(Prompt) Wherever the word "Etudiant" turns up in a line of the entries, copy that line.

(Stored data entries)
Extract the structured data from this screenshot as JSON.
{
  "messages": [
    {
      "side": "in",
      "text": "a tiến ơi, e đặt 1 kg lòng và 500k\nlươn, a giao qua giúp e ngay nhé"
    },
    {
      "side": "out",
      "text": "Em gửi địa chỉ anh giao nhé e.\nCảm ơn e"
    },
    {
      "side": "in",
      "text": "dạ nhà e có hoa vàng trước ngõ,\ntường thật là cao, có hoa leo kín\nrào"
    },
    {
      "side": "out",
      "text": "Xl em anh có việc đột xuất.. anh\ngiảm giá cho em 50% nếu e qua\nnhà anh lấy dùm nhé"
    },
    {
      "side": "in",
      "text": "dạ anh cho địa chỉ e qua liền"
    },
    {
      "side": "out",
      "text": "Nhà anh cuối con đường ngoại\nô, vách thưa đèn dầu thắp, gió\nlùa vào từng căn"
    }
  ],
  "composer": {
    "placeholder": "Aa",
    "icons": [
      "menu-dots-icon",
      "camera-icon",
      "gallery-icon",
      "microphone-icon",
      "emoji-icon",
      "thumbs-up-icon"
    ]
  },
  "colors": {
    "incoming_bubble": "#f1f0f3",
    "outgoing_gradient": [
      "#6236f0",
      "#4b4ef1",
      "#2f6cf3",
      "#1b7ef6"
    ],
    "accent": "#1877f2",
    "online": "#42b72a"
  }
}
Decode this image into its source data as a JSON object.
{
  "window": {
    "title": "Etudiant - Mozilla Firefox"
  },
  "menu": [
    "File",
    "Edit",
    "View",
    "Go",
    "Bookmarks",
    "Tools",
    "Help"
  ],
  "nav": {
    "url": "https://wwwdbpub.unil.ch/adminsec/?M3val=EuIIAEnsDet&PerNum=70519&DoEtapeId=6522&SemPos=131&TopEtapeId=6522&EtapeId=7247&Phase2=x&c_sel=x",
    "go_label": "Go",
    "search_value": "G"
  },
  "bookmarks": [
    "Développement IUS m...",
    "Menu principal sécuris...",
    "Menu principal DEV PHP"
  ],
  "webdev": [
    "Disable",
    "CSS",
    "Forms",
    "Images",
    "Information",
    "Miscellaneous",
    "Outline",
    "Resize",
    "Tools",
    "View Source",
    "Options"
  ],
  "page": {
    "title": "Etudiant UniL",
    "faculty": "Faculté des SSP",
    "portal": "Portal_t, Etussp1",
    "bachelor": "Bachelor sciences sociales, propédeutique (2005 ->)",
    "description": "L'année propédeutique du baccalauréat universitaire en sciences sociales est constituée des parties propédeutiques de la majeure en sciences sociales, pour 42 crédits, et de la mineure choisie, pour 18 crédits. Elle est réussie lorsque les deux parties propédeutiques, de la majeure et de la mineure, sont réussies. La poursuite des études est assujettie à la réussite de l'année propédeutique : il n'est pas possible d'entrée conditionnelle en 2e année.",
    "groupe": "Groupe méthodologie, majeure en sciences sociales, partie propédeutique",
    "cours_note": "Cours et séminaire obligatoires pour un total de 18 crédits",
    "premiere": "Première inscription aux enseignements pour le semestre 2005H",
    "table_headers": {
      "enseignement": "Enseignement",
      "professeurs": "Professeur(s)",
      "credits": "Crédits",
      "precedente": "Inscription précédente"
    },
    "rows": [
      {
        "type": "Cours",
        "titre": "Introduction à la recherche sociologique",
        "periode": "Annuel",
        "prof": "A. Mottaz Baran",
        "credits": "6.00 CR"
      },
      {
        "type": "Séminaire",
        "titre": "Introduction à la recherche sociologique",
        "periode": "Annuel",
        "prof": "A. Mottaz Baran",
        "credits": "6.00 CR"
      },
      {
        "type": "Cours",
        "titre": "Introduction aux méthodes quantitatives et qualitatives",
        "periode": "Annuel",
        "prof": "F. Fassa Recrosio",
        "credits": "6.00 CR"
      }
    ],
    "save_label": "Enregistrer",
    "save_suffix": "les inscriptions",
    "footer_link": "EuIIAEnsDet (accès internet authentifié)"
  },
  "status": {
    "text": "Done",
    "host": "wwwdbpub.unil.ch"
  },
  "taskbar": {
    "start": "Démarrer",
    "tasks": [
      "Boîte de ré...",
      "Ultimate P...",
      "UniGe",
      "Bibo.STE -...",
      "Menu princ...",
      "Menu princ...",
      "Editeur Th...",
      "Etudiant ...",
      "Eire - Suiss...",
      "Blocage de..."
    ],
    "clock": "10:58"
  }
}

(Output of the task)
    "title": "Etudiant - Mozilla Firefox"
    "title": "Etudiant UniL",
      "Etudiant ...",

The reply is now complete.